What you have to do: Return the material word for word. Do not include the pictures.

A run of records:
▼
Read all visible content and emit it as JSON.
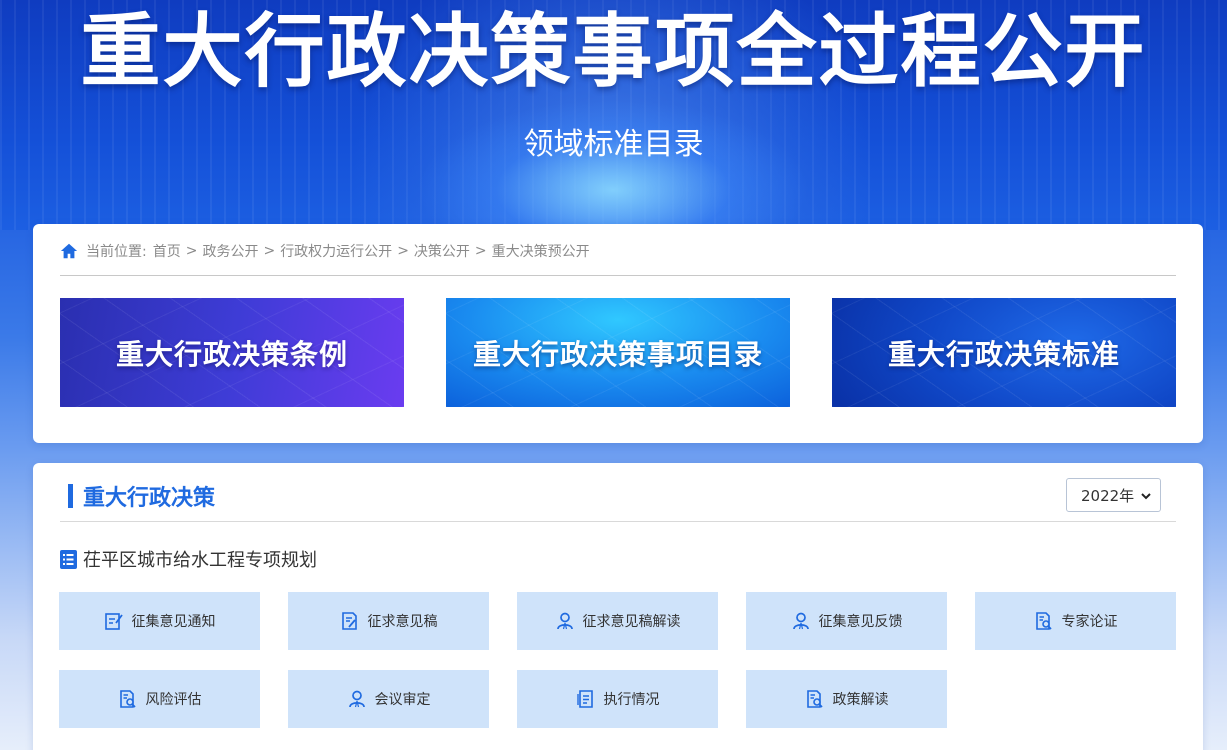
{
  "banner": {
    "title": "重大行政决策事项全过程公开",
    "subtitle": "领域标准目录"
  },
  "breadcrumb": {
    "prefix": "当前位置:",
    "items": [
      "首页",
      "政务公开",
      "行政权力运行公开",
      "决策公开",
      "重大决策预公开"
    ],
    "separator": ">"
  },
  "tiles": [
    {
      "label": "重大行政决策条例"
    },
    {
      "label": "重大行政决策事项目录"
    },
    {
      "label": "重大行政决策标准"
    }
  ],
  "section": {
    "title": "重大行政决策",
    "year_select": {
      "value": "2022年"
    },
    "item_title": "茌平区城市给水工程专项规划",
    "buttons": [
      {
        "label": "征集意见通知",
        "icon": "edit-doc-icon"
      },
      {
        "label": "征求意见稿",
        "icon": "doc-pen-icon"
      },
      {
        "label": "征求意见稿解读",
        "icon": "user-icon"
      },
      {
        "label": "征集意见反馈",
        "icon": "user-icon"
      },
      {
        "label": "专家论证",
        "icon": "doc-search-icon"
      },
      {
        "label": "风险评估",
        "icon": "doc-search-icon"
      },
      {
        "label": "会议审定",
        "icon": "user-icon"
      },
      {
        "label": "执行情况",
        "icon": "doc-list-icon"
      },
      {
        "label": "政策解读",
        "icon": "doc-search-icon"
      }
    ]
  },
  "colors": {
    "accent": "#1f6ae0",
    "button_bg": "#cfe3fa",
    "banner_blue": "#1450d8"
  }
}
▲
Final result:
Read all visible content and emit it as JSON.
{
  "banner": {
    "title": "重大行政决策事项全过程公开",
    "subtitle": "领域标准目录"
  },
  "breadcrumb": {
    "prefix": "当前位置:",
    "items": [
      "首页",
      "政务公开",
      "行政权力运行公开",
      "决策公开",
      "重大决策预公开"
    ],
    "separator": ">"
  },
  "tiles": [
    {
      "label": "重大行政决策条例"
    },
    {
      "label": "重大行政决策事项目录"
    },
    {
      "label": "重大行政决策标准"
    }
  ],
  "section": {
    "title": "重大行政决策",
    "year_select": {
      "value": "2022年"
    },
    "item_title": "茌平区城市给水工程专项规划",
    "buttons": [
      {
        "label": "征集意见通知",
        "icon": "edit-doc-icon"
      },
      {
        "label": "征求意见稿",
        "icon": "doc-pen-icon"
      },
      {
        "label": "征求意见稿解读",
        "icon": "user-icon"
      },
      {
        "label": "征集意见反馈",
        "icon": "user-icon"
      },
      {
        "label": "专家论证",
        "icon": "doc-search-icon"
      },
      {
        "label": "风险评估",
        "icon": "doc-search-icon"
      },
      {
        "label": "会议审定",
        "icon": "user-icon"
      },
      {
        "label": "执行情况",
        "icon": "doc-list-icon"
      },
      {
        "label": "政策解读",
        "icon": "doc-search-icon"
      }
    ]
  },
  "colors": {
    "accent": "#1f6ae0",
    "button_bg": "#cfe3fa",
    "banner_blue": "#1450d8"
  }
}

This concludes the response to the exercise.